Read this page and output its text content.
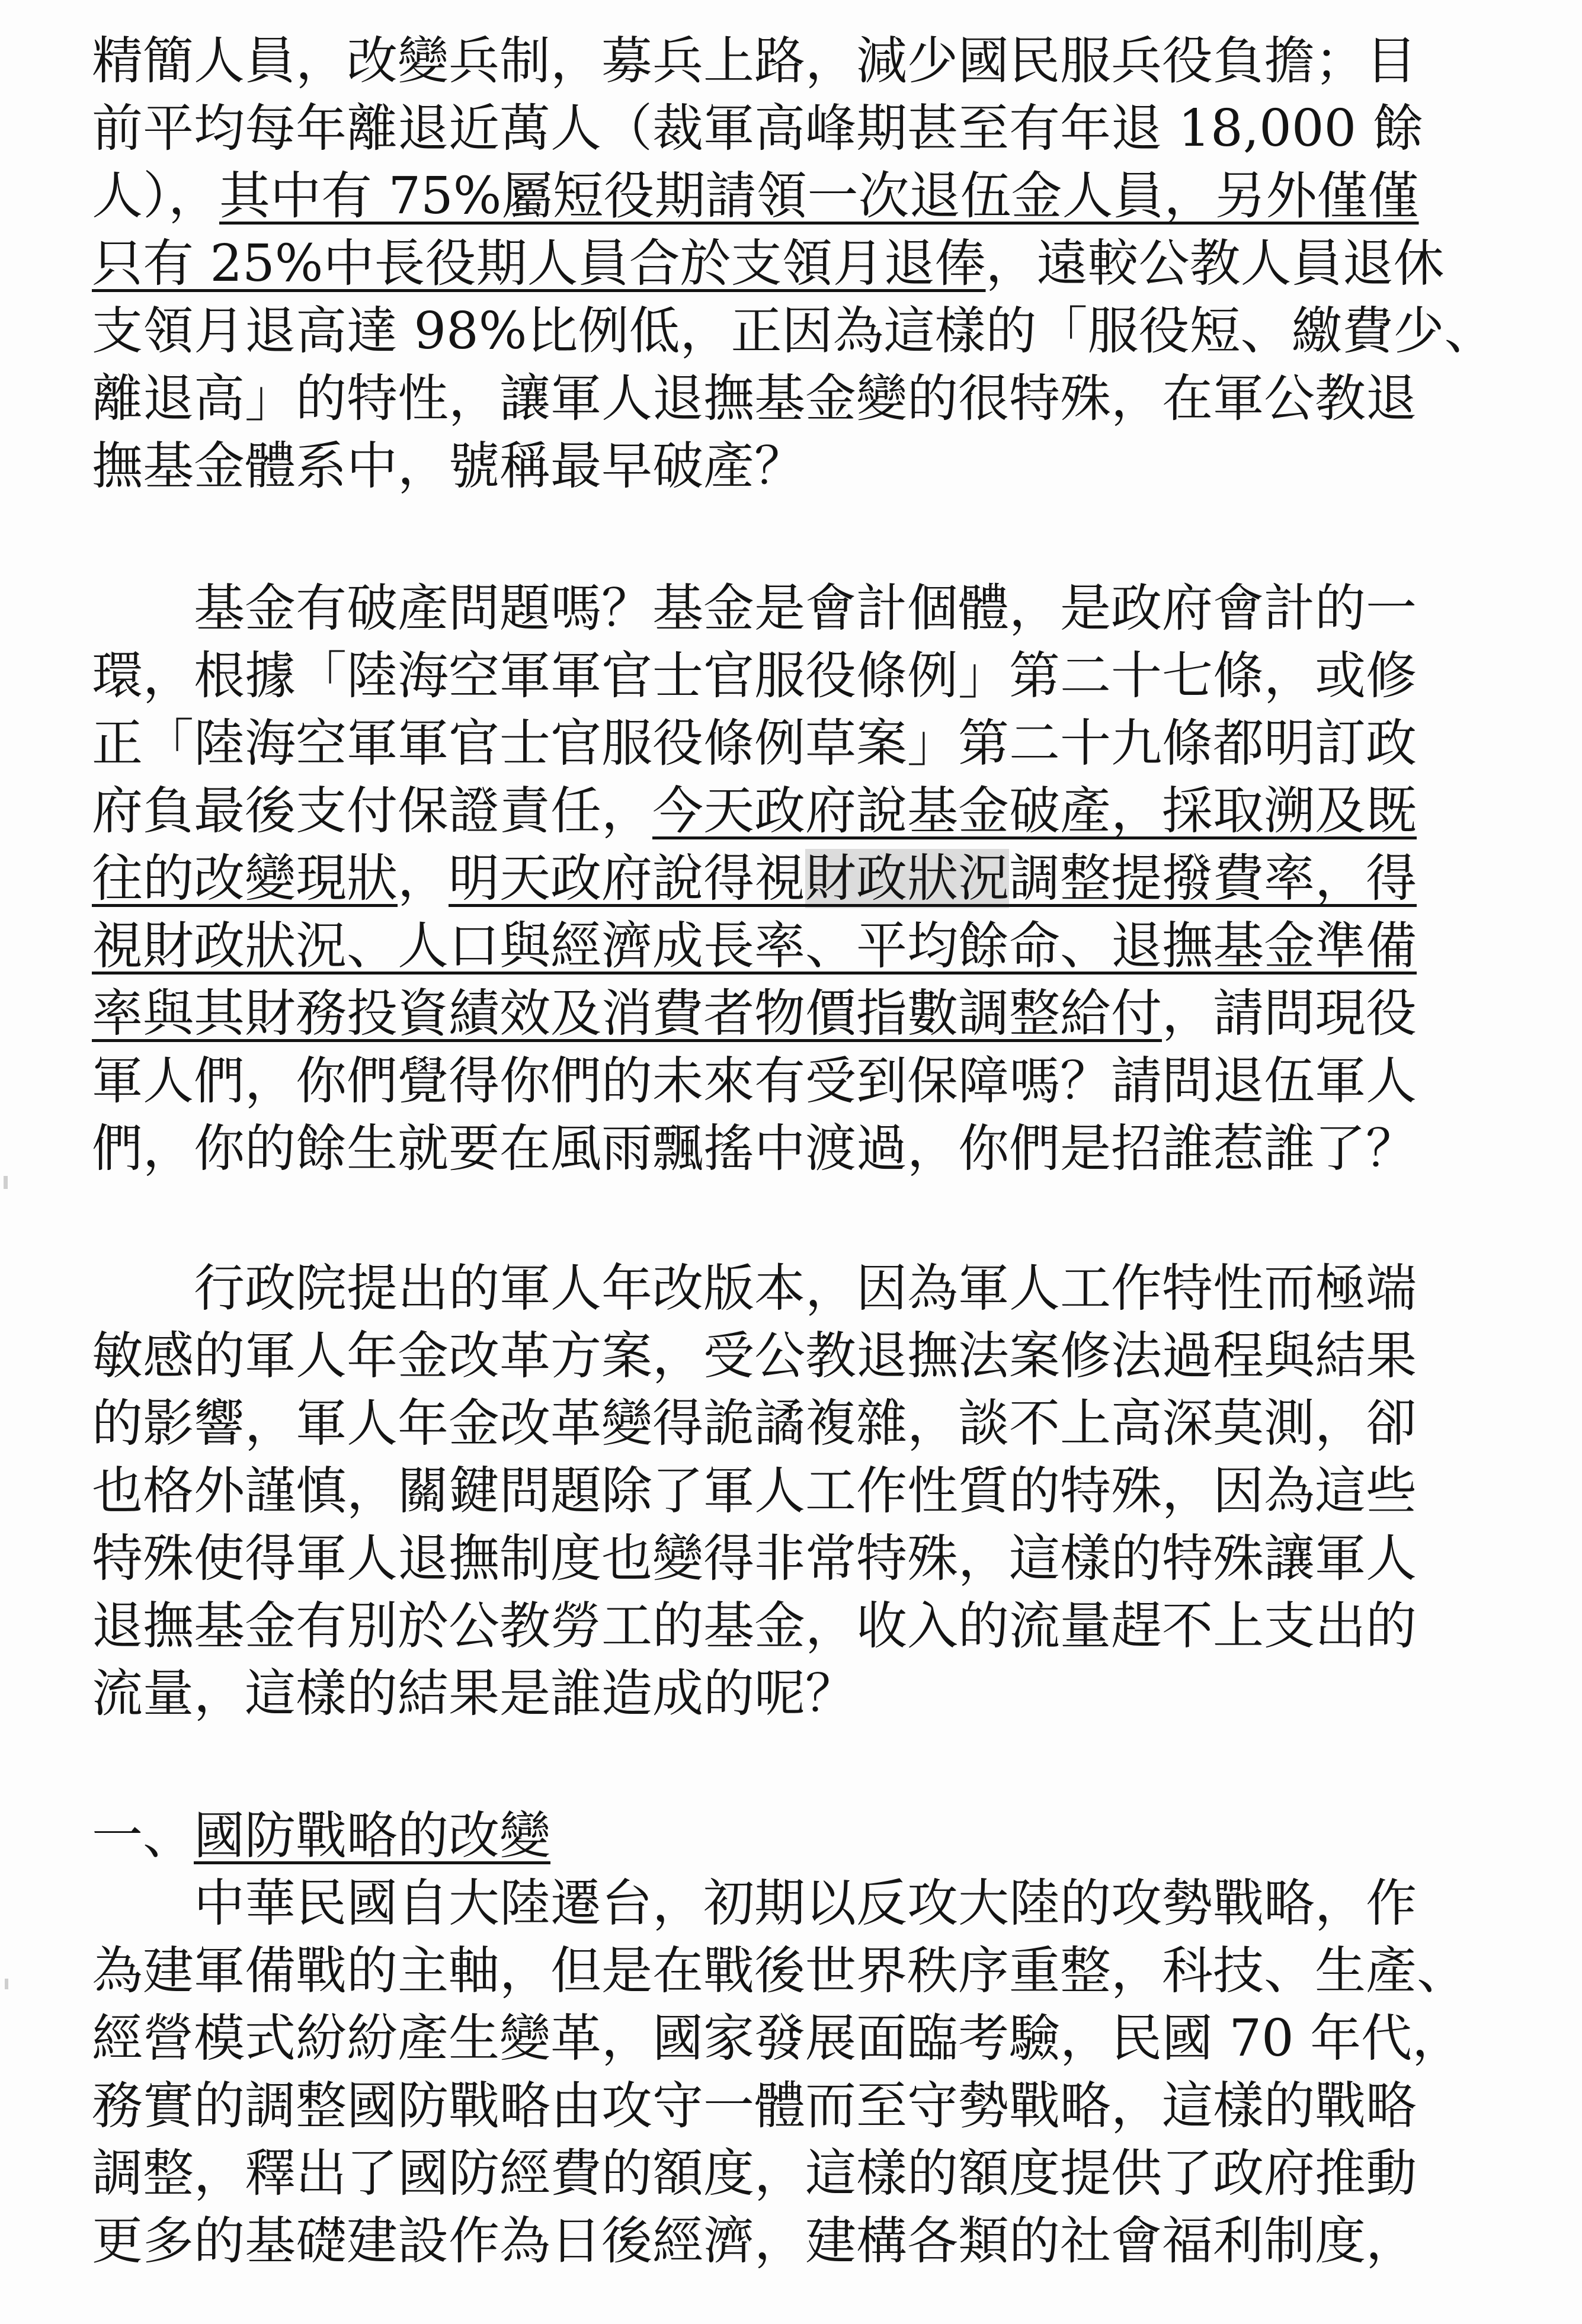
精簡人員，改變兵制，募兵上路，減少國民服兵役負擔；目
前平均每年離退近萬人（裁軍高峰期甚至有年退 18,000 餘
人），其中有 75%屬短役期請領一次退伍金人員，另外僅僅
只有 25%中長役期人員合於支領月退俸，遠較公教人員退休
支領月退高達 98%比例低，正因為這樣的「服役短、繳費少、
離退高」的特性，讓軍人退撫基金變的很特殊，在軍公教退
撫基金體系中，號稱最早破產？
　　基金有破產問題嗎？基金是會計個體，是政府會計的一
環，根據「陸海空軍軍官士官服役條例」第二十七條，或修
正「陸海空軍軍官士官服役條例草案」第二十九條都明訂政
府負最後支付保證責任，今天政府說基金破產，採取溯及既
往的改變現狀，明天政府說得視財政狀況調整提撥費率，得
視財政狀況、人口與經濟成長率、平均餘命、退撫基金準備
率與其財務投資績效及消費者物價指數調整給付，請問現役
軍人們，你們覺得你們的未來有受到保障嗎？請問退伍軍人
們，你的餘生就要在風雨飄搖中渡過，你們是招誰惹誰了？
　　行政院提出的軍人年改版本，因為軍人工作特性而極端
敏感的軍人年金改革方案，受公教退撫法案修法過程與結果
的影響，軍人年金改革變得詭譎複雜，談不上高深莫測，卻
也格外謹慎，關鍵問題除了軍人工作性質的特殊，因為這些
特殊使得軍人退撫制度也變得非常特殊，這樣的特殊讓軍人
退撫基金有別於公教勞工的基金，收入的流量趕不上支出的
流量，這樣的結果是誰造成的呢？
一、國防戰略的改變
　　中華民國自大陸遷台，初期以反攻大陸的攻勢戰略，作
為建軍備戰的主軸，但是在戰後世界秩序重整，科技、生產、
經營模式紛紛產生變革，國家發展面臨考驗，民國 70 年代，
務實的調整國防戰略由攻守一體而至守勢戰略，這樣的戰略
調整，釋出了國防經費的額度，這樣的額度提供了政府推動
更多的基礎建設作為日後經濟，建構各類的社會福利制度，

#### DIRECTIVE:
Quote every line of the records above exactly; no picture is to be copied.

#### ANSWER BELOW:
Read this page and output its text content.
精簡人員，改變兵制，募兵上路，減少國民服兵役負擔；目
前平均每年離退近萬人（裁軍高峰期甚至有年退 18,000 餘
人），其中有 75%屬短役期請領一次退伍金人員，另外僅僅
只有 25%中長役期人員合於支領月退俸，遠較公教人員退休
支領月退高達 98%比例低，正因為這樣的「服役短、繳費少、
離退高」的特性，讓軍人退撫基金變的很特殊，在軍公教退
撫基金體系中，號稱最早破產？
　　基金有破產問題嗎？基金是會計個體，是政府會計的一
環，根據「陸海空軍軍官士官服役條例」第二十七條，或修
正「陸海空軍軍官士官服役條例草案」第二十九條都明訂政
府負最後支付保證責任，今天政府說基金破產，採取溯及既
往的改變現狀，明天政府說得視財政狀況調整提撥費率，得
視財政狀況、人口與經濟成長率、平均餘命、退撫基金準備
率與其財務投資績效及消費者物價指數調整給付，請問現役
軍人們，你們覺得你們的未來有受到保障嗎？請問退伍軍人
們，你的餘生就要在風雨飄搖中渡過，你們是招誰惹誰了？
　　行政院提出的軍人年改版本，因為軍人工作特性而極端
敏感的軍人年金改革方案，受公教退撫法案修法過程與結果
的影響，軍人年金改革變得詭譎複雜，談不上高深莫測，卻
也格外謹慎，關鍵問題除了軍人工作性質的特殊，因為這些
特殊使得軍人退撫制度也變得非常特殊，這樣的特殊讓軍人
退撫基金有別於公教勞工的基金，收入的流量趕不上支出的
流量，這樣的結果是誰造成的呢？
一、國防戰略的改變
　　中華民國自大陸遷台，初期以反攻大陸的攻勢戰略，作
為建軍備戰的主軸，但是在戰後世界秩序重整，科技、生產、
經營模式紛紛產生變革，國家發展面臨考驗，民國 70 年代，
務實的調整國防戰略由攻守一體而至守勢戰略，這樣的戰略
調整，釋出了國防經費的額度，這樣的額度提供了政府推動
更多的基礎建設作為日後經濟，建構各類的社會福利制度，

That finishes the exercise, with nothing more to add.